TASK TO CARRY OUT:
Which lines of the records below contain the string "interactable"? List every one of them.

[Records from a collection]
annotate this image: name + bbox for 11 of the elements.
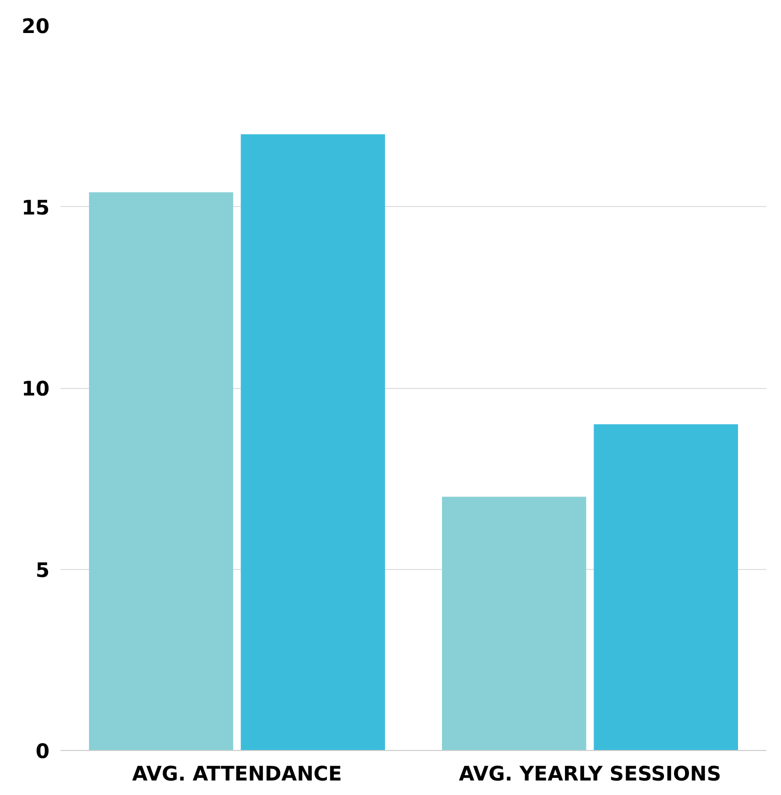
y-tick-label: 15: [22, 195, 50, 220]
bar: [594, 424, 738, 750]
y-tick-label: 0: [36, 739, 50, 763]
bar: [442, 496, 586, 750]
bar: [89, 192, 234, 750]
x-tick-label: AVG. ATTENDANCE: [132, 762, 342, 786]
bar: [240, 134, 385, 750]
y-tick-label: 5: [36, 558, 50, 582]
y-tick-label: 20: [22, 14, 50, 38]
y-tick-label: 10: [22, 376, 50, 400]
x-tick-label: AVG. YEARLY SESSIONS: [458, 762, 722, 786]
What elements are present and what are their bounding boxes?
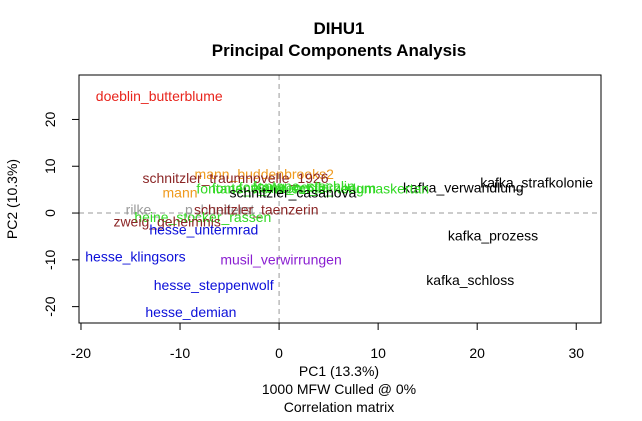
footer-line-1: 1000 MFW Culled @ 0%: [262, 381, 416, 397]
point-label: kafka_verwandlung: [403, 179, 524, 195]
y-tick-label: 20: [42, 111, 58, 127]
x-tick-label: -20: [71, 345, 91, 361]
x-tick-label: 0: [275, 345, 283, 361]
reference-lines: [79, 75, 601, 323]
point-label: rilke_: [126, 201, 160, 217]
y-tick-label: 0: [42, 209, 58, 217]
point-label: kafka_strafkolonie: [480, 175, 593, 191]
point-label: hesse_klingsors: [85, 249, 185, 265]
point-label: fontane_cecile: [239, 179, 330, 195]
point-label: schnitzler_casanova: [230, 184, 357, 200]
point-label: mann: [163, 184, 198, 200]
x-tick-label: -10: [170, 345, 190, 361]
point-label: zweig_geheimnis: [113, 213, 220, 229]
point-label: doeblin_butterblume: [96, 88, 223, 104]
y-axis: -20 -10 0 10 20: [42, 111, 80, 317]
point-label: mann_buddenbrooks2: [195, 166, 335, 182]
chart-subtitle: Principal Components Analysis: [212, 41, 466, 60]
point-label: kafka_prozess: [448, 227, 538, 243]
x-tick-label: 10: [370, 345, 386, 361]
footer-line-2: Correlation matrix: [284, 399, 394, 415]
point-label: hesse_steppenwolf: [154, 277, 274, 293]
point-label: fontane_stechlin: [253, 178, 355, 194]
y-tick-label: 10: [42, 158, 58, 174]
y-tick-label: -20: [42, 296, 58, 316]
point-label: p_huetlerst: [185, 201, 254, 217]
point-label: kafka_schloss: [426, 272, 514, 288]
point-labels: doeblin_butterblumemann_buddenbrooks2sch…: [85, 88, 593, 320]
x-tick-label: 20: [469, 345, 485, 361]
point-label: heine_stocker_rassen: [134, 209, 271, 225]
point-label: fontane_unterm_birnbaum: [212, 180, 376, 196]
x-tick-label: 30: [568, 345, 584, 361]
chart-title: DIHU1: [313, 19, 364, 38]
point-label: fontane_vierwuechte_kerlgmaskertan: [196, 181, 429, 197]
point-label: schnitzler_taenzerin: [194, 201, 319, 217]
point-label: hesse_demian: [145, 304, 236, 320]
point-label: hesse_untermrad: [149, 221, 258, 237]
x-axis-label: PC1 (13.3%): [299, 363, 379, 379]
y-axis-label: PC2 (10.3%): [4, 159, 20, 239]
y-tick-label: -10: [42, 249, 58, 269]
point-label: schnitzler_traumnovelle_1926: [143, 170, 329, 186]
point-label: musil_verwirrungen: [220, 251, 341, 267]
x-axis: -20 -10 0 10 20 30: [71, 322, 584, 361]
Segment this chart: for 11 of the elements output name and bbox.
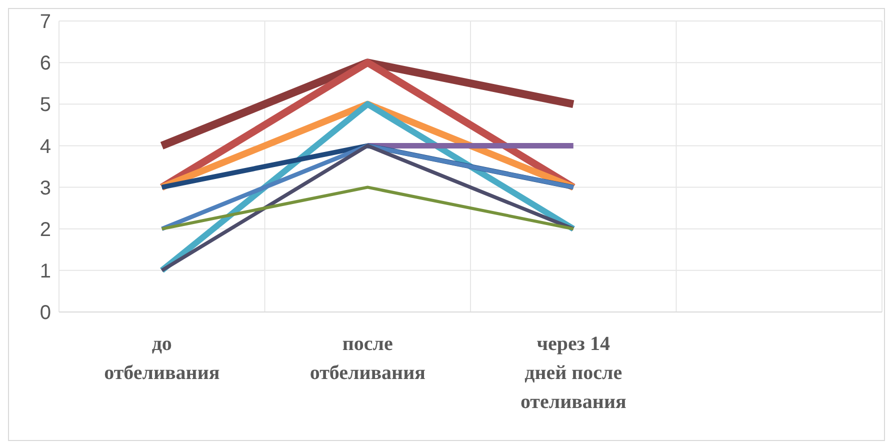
x-tick-label: через 14 дней после отеливания [520, 333, 626, 413]
y-tick-label: 6 [40, 52, 51, 75]
y-tick-label: 4 [40, 136, 51, 158]
y-tick-label: 3 [40, 177, 51, 200]
y-tick-label: 2 [40, 218, 51, 241]
y-tick-label: 0 [40, 302, 51, 324]
y-tick-label: 5 [40, 94, 51, 116]
x-tick-label: до отбеливания [104, 333, 220, 384]
y-tick-label: 7 [40, 11, 51, 34]
x-tick-label: после отбеливания [310, 333, 426, 384]
y-tick-label: 1 [40, 260, 51, 283]
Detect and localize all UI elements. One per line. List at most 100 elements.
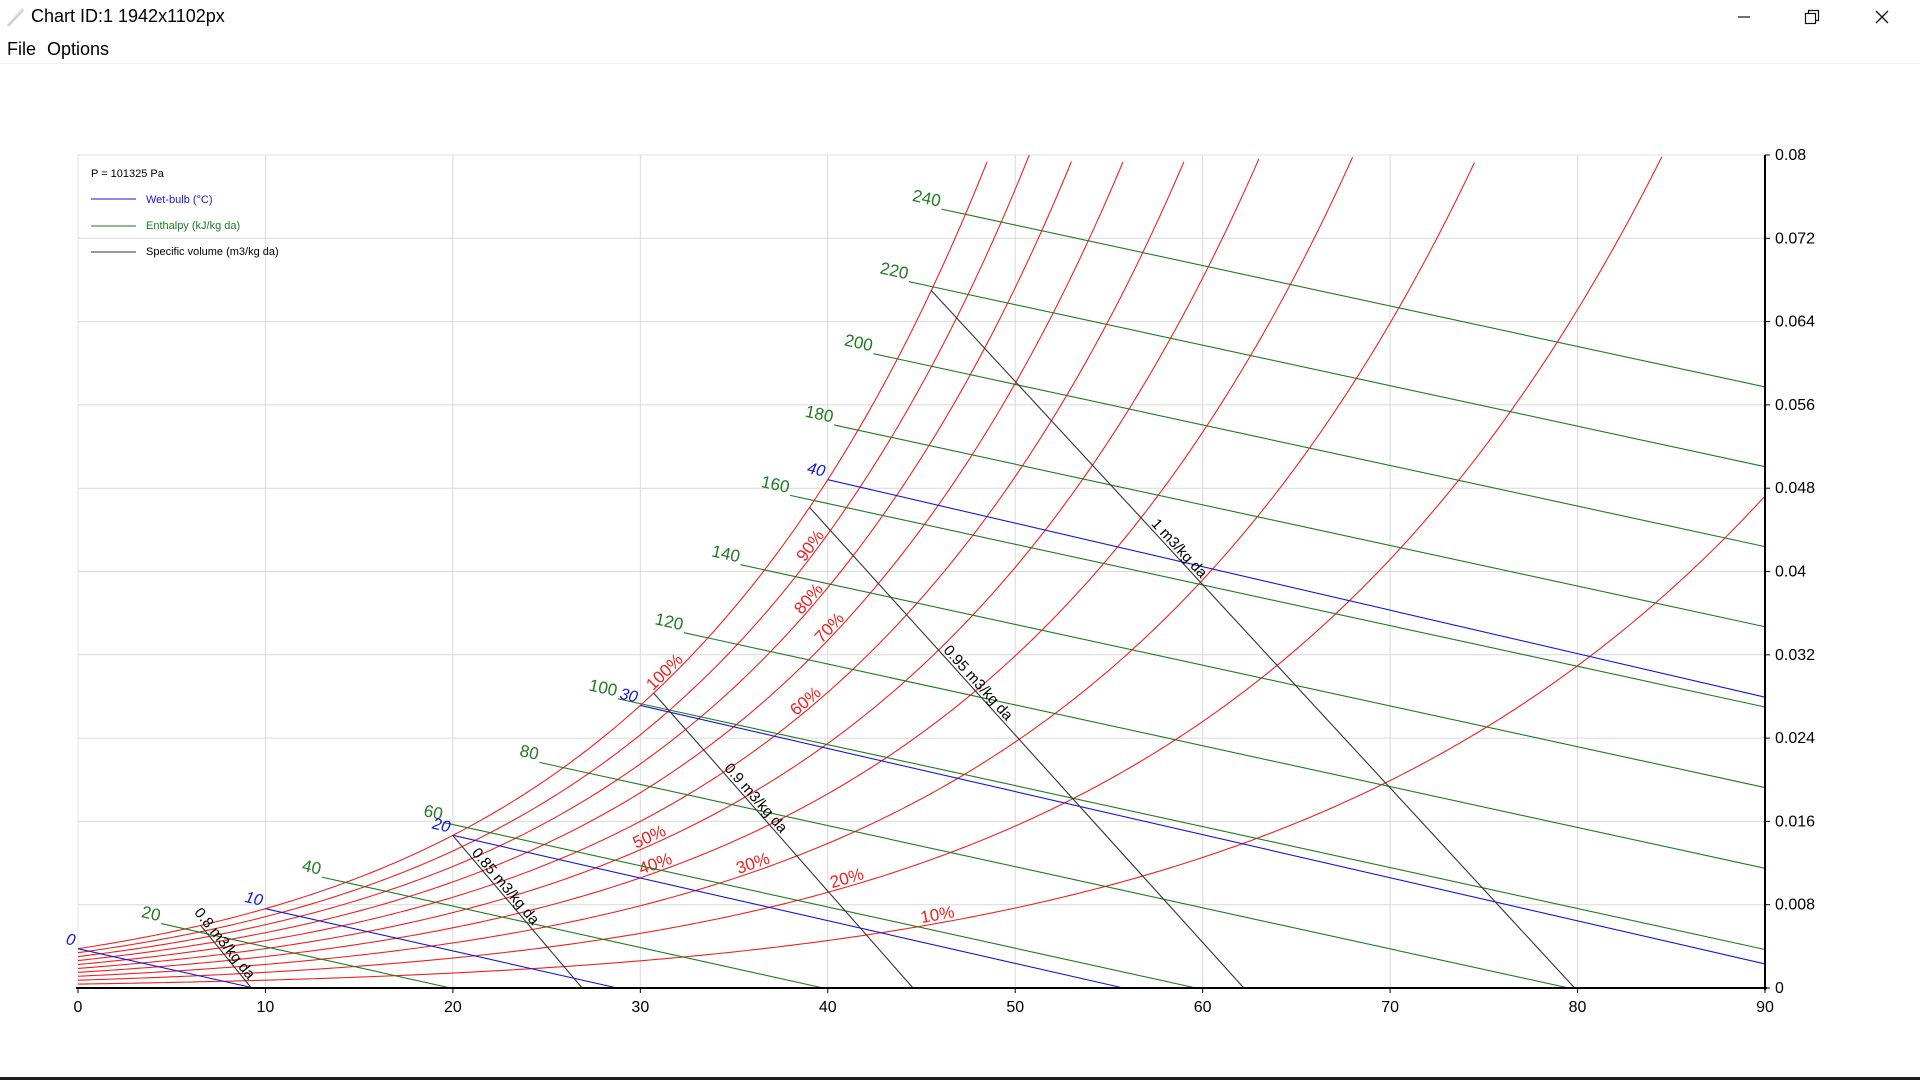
enthalpy-leader-120 (683, 632, 708, 639)
x-tick-label: 90 (1756, 999, 1774, 1016)
y-tick-label: 0.032 (1775, 647, 1815, 664)
enthalpy-leader-60 (443, 821, 468, 829)
restore-button[interactable] (1778, 0, 1846, 34)
enthalpy-label-140: 140 (710, 542, 742, 567)
pressure-label: P = 101325 Pa (91, 168, 165, 180)
wet-bulb-line-30 (640, 704, 1766, 965)
rh-label-50: 50% (630, 821, 669, 852)
wet-bulb-line-0 (77, 948, 254, 989)
enthalpy-label-40: 40 (300, 856, 323, 879)
app-icon (6, 8, 24, 27)
specific-volume-line-0.95 (809, 507, 1245, 989)
enthalpy-label-240: 240 (911, 186, 943, 211)
rh-label-90: 90% (792, 526, 828, 565)
enthalpy-label-220: 220 (878, 259, 910, 284)
enthalpy-label-100: 100 (587, 676, 619, 701)
enthalpy-lines: 20 40 60 80 100 120 140 160 180 200 220 240 (140, 186, 1766, 989)
specific-volume-label-1: 1 m3/kg da (1148, 515, 1211, 582)
rh-line-30 (77, 162, 1475, 977)
enthalpy-label-180: 180 (803, 402, 835, 427)
rh-line-60 (77, 161, 1185, 966)
y-tick-label: 0.072 (1775, 230, 1815, 247)
menu-file[interactable]: File (7, 39, 37, 59)
enthalpy-line-180 (857, 429, 1766, 628)
y-tick-label: 0 (1775, 980, 1784, 997)
enthalpy-label-60: 60 (422, 801, 445, 824)
y-tick-label: 0.048 (1775, 480, 1815, 497)
specific-volume-label-0.9: 0.9 m3/kg da (721, 760, 791, 837)
enthalpy-label-80: 80 (518, 741, 541, 764)
enthalpy-label-160: 160 (760, 472, 792, 497)
wet-bulb-line-40 (827, 479, 1766, 698)
rh-label-10: 10% (919, 902, 956, 927)
wet-bulb-label-0: 0 (64, 931, 76, 950)
y-tick-label: 0.008 (1775, 897, 1815, 914)
enthalpy-line-140 (764, 569, 1766, 789)
enthalpy-leader-100 (617, 698, 642, 705)
wet-bulb-line-10 (265, 908, 618, 989)
specific-volume-line-0.8 (200, 925, 252, 989)
y-tick-label: 0.024 (1775, 730, 1815, 747)
wet-bulb-label-20: 20 (430, 815, 452, 836)
enthalpy-leader-180 (833, 424, 859, 431)
x-tick-label: 20 (444, 999, 462, 1016)
menu-options[interactable]: Options (47, 39, 110, 59)
specific-volume-line-0.9 (653, 692, 914, 989)
x-tick-label: 30 (631, 999, 649, 1016)
taskbar-edge (0, 1077, 1920, 1080)
rh-line-40 (77, 156, 1354, 973)
rh-line-70 (77, 161, 1124, 962)
wet-bulb-label-10: 10 (243, 889, 264, 910)
y-tick-label: 0.056 (1775, 397, 1815, 414)
menu-separator (0, 63, 1920, 64)
grid (77, 154, 1766, 989)
close-icon (1875, 10, 1889, 24)
rh-label-40: 40% (636, 849, 674, 878)
enthalpy-line-240 (965, 213, 1766, 388)
legend-label-enthalpy: Enthalpy (kJ/kg da) (146, 220, 240, 232)
y-tick-label: 0.016 (1775, 813, 1815, 830)
enthalpy-leader-240 (941, 208, 966, 215)
menu-bar: File Options (0, 37, 1920, 63)
y-tick-label: 0.08 (1775, 147, 1806, 164)
rh-line-100 (77, 161, 988, 950)
enthalpy-line-220 (932, 286, 1766, 468)
enthalpy-leader-40 (321, 876, 346, 883)
relative-humidity-lines: 10% 20% 30% 40%50% 60% 70%80% 90% 100% (77, 154, 1766, 985)
specific-volume-line-1 (930, 290, 1576, 989)
wet-bulb-label-30: 30 (618, 686, 639, 707)
rh-label-100: 100% (642, 650, 686, 694)
enthalpy-line-100 (641, 703, 1766, 951)
x-tick-label: 0 (74, 999, 83, 1016)
rh-line-20 (77, 156, 1663, 981)
close-button[interactable] (1848, 0, 1916, 34)
minimize-icon (1738, 16, 1750, 18)
legend-label-specific-volume: Specific volume (m3/kg da) (146, 246, 279, 258)
enthalpy-leader-140 (740, 564, 765, 571)
enthalpy-line-20 (185, 928, 451, 989)
legend-label-wet-bulb: Wet-bulb (°C) (146, 194, 213, 206)
enthalpy-line-200 (897, 358, 1766, 548)
window-title: Chart ID:1 1942x1102px (31, 6, 225, 26)
x-tick-label: 40 (819, 999, 837, 1016)
enthalpy-label-200: 200 (843, 331, 875, 356)
x-tick-label: 10 (257, 999, 275, 1016)
enthalpy-line-80 (563, 767, 1569, 989)
axes: 0 10 20 30 40 50 60 70 80 9000.0080.0160.0240.032… (74, 147, 1816, 1016)
x-tick-label: 50 (1006, 999, 1024, 1016)
enthalpy-leader-220 (908, 281, 934, 288)
rh-label-70: 70% (811, 609, 848, 647)
x-tick-label: 80 (1569, 999, 1587, 1016)
rh-line-50 (77, 158, 1260, 969)
specific-volume-lines: 0.8 m3/kg da0.85 m3/kg da0.9 m3/kg da0.9… (191, 290, 1576, 989)
x-tick-label: 60 (1194, 999, 1212, 1016)
rh-line-10 (77, 495, 1766, 985)
enthalpy-leader-80 (539, 761, 564, 769)
minimize-button[interactable] (1710, 0, 1778, 34)
enthalpy-line-40 (345, 881, 824, 989)
enthalpy-label-120: 120 (653, 610, 685, 635)
y-tick-label: 0.04 (1775, 564, 1806, 581)
legend: P = 101325 Pa Wet-bulb (°C) Enthalpy (kJ… (91, 168, 279, 258)
title-bar: Chart ID:1 1942x1102px (0, 0, 1920, 36)
rh-line-90 (77, 154, 1030, 954)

RESULT:
restore-button[interactable] (1778, 0, 1846, 34)
menu-file[interactable]: File (7, 39, 37, 59)
menu-options[interactable]: Options (47, 39, 110, 59)
close-button[interactable] (1848, 0, 1916, 34)
minimize-button[interactable] (1710, 0, 1778, 34)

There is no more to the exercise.